Goal of the exercise:
Output the data exactly, with every line intact.

(Data records)

>> begin

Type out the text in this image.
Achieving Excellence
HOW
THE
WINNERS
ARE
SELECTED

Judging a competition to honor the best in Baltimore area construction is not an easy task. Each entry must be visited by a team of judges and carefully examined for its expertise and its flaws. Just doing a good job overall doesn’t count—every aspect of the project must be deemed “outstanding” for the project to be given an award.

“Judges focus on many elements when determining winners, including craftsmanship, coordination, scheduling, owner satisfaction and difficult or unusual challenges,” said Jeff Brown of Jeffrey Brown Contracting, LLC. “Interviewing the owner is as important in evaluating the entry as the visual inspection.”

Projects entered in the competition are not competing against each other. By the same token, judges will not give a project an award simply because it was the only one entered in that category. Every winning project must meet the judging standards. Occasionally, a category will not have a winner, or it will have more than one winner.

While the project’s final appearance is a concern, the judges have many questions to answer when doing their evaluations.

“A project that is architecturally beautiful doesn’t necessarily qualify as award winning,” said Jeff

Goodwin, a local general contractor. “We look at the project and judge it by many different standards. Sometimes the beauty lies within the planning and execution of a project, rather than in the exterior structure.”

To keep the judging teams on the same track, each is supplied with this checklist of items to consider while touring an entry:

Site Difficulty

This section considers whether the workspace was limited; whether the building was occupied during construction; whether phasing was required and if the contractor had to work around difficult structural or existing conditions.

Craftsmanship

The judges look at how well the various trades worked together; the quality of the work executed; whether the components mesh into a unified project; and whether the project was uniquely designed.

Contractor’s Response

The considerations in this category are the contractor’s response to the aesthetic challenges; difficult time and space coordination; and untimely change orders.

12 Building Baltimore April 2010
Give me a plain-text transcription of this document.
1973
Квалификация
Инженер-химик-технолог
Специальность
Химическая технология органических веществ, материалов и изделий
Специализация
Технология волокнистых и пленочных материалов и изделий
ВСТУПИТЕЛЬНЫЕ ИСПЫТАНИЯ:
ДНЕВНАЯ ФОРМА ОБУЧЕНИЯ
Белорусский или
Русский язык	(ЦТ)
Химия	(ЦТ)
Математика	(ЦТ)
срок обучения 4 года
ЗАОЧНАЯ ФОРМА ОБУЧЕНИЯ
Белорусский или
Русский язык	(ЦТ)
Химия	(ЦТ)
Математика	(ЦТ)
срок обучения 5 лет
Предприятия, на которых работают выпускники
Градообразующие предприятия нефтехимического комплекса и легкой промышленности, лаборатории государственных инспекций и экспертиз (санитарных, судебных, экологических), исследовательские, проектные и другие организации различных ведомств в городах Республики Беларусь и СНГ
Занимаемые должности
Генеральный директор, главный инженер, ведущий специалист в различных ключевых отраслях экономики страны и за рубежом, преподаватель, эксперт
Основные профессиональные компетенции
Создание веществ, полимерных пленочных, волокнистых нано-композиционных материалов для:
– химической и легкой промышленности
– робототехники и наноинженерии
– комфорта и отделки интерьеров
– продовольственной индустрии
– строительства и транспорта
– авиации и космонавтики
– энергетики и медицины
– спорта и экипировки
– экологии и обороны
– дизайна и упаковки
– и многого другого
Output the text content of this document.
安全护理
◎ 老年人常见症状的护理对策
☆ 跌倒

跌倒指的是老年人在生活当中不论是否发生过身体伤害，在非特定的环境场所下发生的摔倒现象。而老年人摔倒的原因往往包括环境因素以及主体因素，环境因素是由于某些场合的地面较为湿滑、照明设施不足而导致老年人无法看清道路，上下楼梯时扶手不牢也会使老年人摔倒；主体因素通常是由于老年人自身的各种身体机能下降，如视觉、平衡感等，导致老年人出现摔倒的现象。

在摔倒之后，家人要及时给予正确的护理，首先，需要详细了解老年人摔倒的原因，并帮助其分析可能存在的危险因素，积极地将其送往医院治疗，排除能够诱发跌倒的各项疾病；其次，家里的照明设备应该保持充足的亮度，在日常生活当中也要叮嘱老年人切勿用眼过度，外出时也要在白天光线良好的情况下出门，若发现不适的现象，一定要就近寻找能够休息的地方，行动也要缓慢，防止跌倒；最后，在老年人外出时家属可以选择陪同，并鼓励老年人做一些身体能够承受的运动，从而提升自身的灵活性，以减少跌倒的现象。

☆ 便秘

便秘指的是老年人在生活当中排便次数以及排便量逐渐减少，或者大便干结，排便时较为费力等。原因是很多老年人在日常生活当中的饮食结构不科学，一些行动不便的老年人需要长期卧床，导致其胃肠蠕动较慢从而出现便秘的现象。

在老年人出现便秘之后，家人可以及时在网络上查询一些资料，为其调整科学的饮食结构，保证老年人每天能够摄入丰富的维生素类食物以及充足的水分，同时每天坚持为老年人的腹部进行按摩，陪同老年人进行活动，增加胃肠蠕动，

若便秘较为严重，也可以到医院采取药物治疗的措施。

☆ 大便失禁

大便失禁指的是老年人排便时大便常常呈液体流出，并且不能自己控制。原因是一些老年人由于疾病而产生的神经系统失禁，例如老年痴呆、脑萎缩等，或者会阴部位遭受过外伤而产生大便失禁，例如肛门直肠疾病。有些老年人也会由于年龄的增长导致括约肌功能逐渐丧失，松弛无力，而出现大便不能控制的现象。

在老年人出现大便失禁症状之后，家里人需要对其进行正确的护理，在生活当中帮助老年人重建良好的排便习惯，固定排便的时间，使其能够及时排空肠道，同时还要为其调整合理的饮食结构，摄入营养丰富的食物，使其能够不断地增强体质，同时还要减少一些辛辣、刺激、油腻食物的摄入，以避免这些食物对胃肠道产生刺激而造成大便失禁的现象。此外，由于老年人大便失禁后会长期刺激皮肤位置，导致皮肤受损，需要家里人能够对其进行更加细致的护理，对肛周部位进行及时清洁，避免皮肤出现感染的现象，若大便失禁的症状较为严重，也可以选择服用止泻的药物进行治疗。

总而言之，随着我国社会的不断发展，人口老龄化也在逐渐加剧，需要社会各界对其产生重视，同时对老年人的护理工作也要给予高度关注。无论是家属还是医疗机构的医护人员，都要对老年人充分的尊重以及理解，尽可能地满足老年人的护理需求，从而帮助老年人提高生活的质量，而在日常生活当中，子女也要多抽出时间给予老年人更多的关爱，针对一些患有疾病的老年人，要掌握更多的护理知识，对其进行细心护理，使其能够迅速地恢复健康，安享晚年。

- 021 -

>> end

Reply to the exercise:
Type out the text in this image.
Achieving Excellence
HOW
THE
WINNERS
ARE
SELECTED

Judging a competition to honor the best in Baltimore area construction is not an easy task. Each entry must be visited by a team of judges and carefully examined for its expertise and its flaws. Just doing a good job overall doesn’t count—every aspect of the project must be deemed “outstanding” for the project to be given an award.

“Judges focus on many elements when determining winners, including craftsmanship, coordination, scheduling, owner satisfaction and difficult or unusual challenges,” said Jeff Brown of Jeffrey Brown Contracting, LLC. “Interviewing the owner is as important in evaluating the entry as the visual inspection.”

Projects entered in the competition are not competing against each other. By the same token, judges will not give a project an award simply because it was the only one entered in that category. Every winning project must meet the judging standards. Occasionally, a category will not have a winner, or it will have more than one winner.

While the project’s final appearance is a concern, the judges have many questions to answer when doing their evaluations.

“A project that is architecturally beautiful doesn’t necessarily qualify as award winning,” said Jeff

Goodwin, a local general contractor. “We look at the project and judge it by many different standards. Sometimes the beauty lies within the planning and execution of a project, rather than in the exterior structure.”

To keep the judging teams on the same track, each is supplied with this checklist of items to consider while touring an entry:

Site Difficulty

This section considers whether the workspace was limited; whether the building was occupied during construction; whether phasing was required and if the contractor had to work around difficult structural or existing conditions.

Craftsmanship

The judges look at how well the various trades worked together; the quality of the work executed; whether the components mesh into a unified project; and whether the project was uniquely designed.

Contractor’s Response

The considerations in this category are the contractor’s response to the aesthetic challenges; difficult time and space coordination; and untimely change orders.

12 Building Baltimore April 2010
Give me a plain-text transcription of this document.
1973
Квалификация
Инженер-химик-технолог
Специальность
Химическая технология органических веществ, материалов и изделий
Специализация
Технология волокнистых и пленочных материалов и изделий
ВСТУПИТЕЛЬНЫЕ ИСПЫТАНИЯ:
ДНЕВНАЯ ФОРМА ОБУЧЕНИЯ
Белорусский или
Русский язык	(ЦТ)
Химия	(ЦТ)
Математика	(ЦТ)
срок обучения 4 года
ЗАОЧНАЯ ФОРМА ОБУЧЕНИЯ
Белорусский или
Русский язык	(ЦТ)
Химия	(ЦТ)
Математика	(ЦТ)
срок обучения 5 лет
Предприятия, на которых работают выпускники
Градообразующие предприятия нефтехимического комплекса и легкой промышленности, лаборатории государственных инспекций и экспертиз (санитарных, судебных, экологических), исследовательские, проектные и другие организации различных ведомств в городах Республики Беларусь и СНГ
Занимаемые должности
Генеральный директор, главный инженер, ведущий специалист в различных ключевых отраслях экономики страны и за рубежом, преподаватель, эксперт
Основные профессиональные компетенции
Создание веществ, полимерных пленочных, волокнистых нано-композиционных материалов для:
– химической и легкой промышленности
– робототехники и наноинженерии
– комфорта и отделки интерьеров
– продовольственной индустрии
– строительства и транспорта
– авиации и космонавтики
– энергетики и медицины
– спорта и экипировки
– экологии и обороны
– дизайна и упаковки
– и многого другого
Output the text content of this document.
安全护理
◎ 老年人常见症状的护理对策
☆ 跌倒

跌倒指的是老年人在生活当中不论是否发生过身体伤害，在非特定的环境场所下发生的摔倒现象。而老年人摔倒的原因往往包括环境因素以及主体因素，环境因素是由于某些场合的地面较为湿滑、照明设施不足而导致老年人无法看清道路，上下楼梯时扶手不牢也会使老年人摔倒；主体因素通常是由于老年人自身的各种身体机能下降，如视觉、平衡感等，导致老年人出现摔倒的现象。

在摔倒之后，家人要及时给予正确的护理，首先，需要详细了解老年人摔倒的原因，并帮助其分析可能存在的危险因素，积极地将其送往医院治疗，排除能够诱发跌倒的各项疾病；其次，家里的照明设备应该保持充足的亮度，在日常生活当中也要叮嘱老年人切勿用眼过度，外出时也要在白天光线良好的情况下出门，若发现不适的现象，一定要就近寻找能够休息的地方，行动也要缓慢，防止跌倒；最后，在老年人外出时家属可以选择陪同，并鼓励老年人做一些身体能够承受的运动，从而提升自身的灵活性，以减少跌倒的现象。

☆ 便秘

便秘指的是老年人在生活当中排便次数以及排便量逐渐减少，或者大便干结，排便时较为费力等。原因是很多老年人在日常生活当中的饮食结构不科学，一些行动不便的老年人需要长期卧床，导致其胃肠蠕动较慢从而出现便秘的现象。

在老年人出现便秘之后，家人可以及时在网络上查询一些资料，为其调整科学的饮食结构，保证老年人每天能够摄入丰富的维生素类食物以及充足的水分，同时每天坚持为老年人的腹部进行按摩，陪同老年人进行活动，增加胃肠蠕动，

若便秘较为严重，也可以到医院采取药物治疗的措施。

☆ 大便失禁

大便失禁指的是老年人排便时大便常常呈液体流出，并且不能自己控制。原因是一些老年人由于疾病而产生的神经系统失禁，例如老年痴呆、脑萎缩等，或者会阴部位遭受过外伤而产生大便失禁，例如肛门直肠疾病。有些老年人也会由于年龄的增长导致括约肌功能逐渐丧失，松弛无力，而出现大便不能控制的现象。

在老年人出现大便失禁症状之后，家里人需要对其进行正确的护理，在生活当中帮助老年人重建良好的排便习惯，固定排便的时间，使其能够及时排空肠道，同时还要为其调整合理的饮食结构，摄入营养丰富的食物，使其能够不断地增强体质，同时还要减少一些辛辣、刺激、油腻食物的摄入，以避免这些食物对胃肠道产生刺激而造成大便失禁的现象。此外，由于老年人大便失禁后会长期刺激皮肤位置，导致皮肤受损，需要家里人能够对其进行更加细致的护理，对肛周部位进行及时清洁，避免皮肤出现感染的现象，若大便失禁的症状较为严重，也可以选择服用止泻的药物进行治疗。

总而言之，随着我国社会的不断发展，人口老龄化也在逐渐加剧，需要社会各界对其产生重视，同时对老年人的护理工作也要给予高度关注。无论是家属还是医疗机构的医护人员，都要对老年人充分的尊重以及理解，尽可能地满足老年人的护理需求，从而帮助老年人提高生活的质量，而在日常生活当中，子女也要多抽出时间给予老年人更多的关爱，针对一些患有疾病的老年人，要掌握更多的护理知识，对其进行细心护理，使其能够迅速地恢复健康，安享晚年。

- 021 -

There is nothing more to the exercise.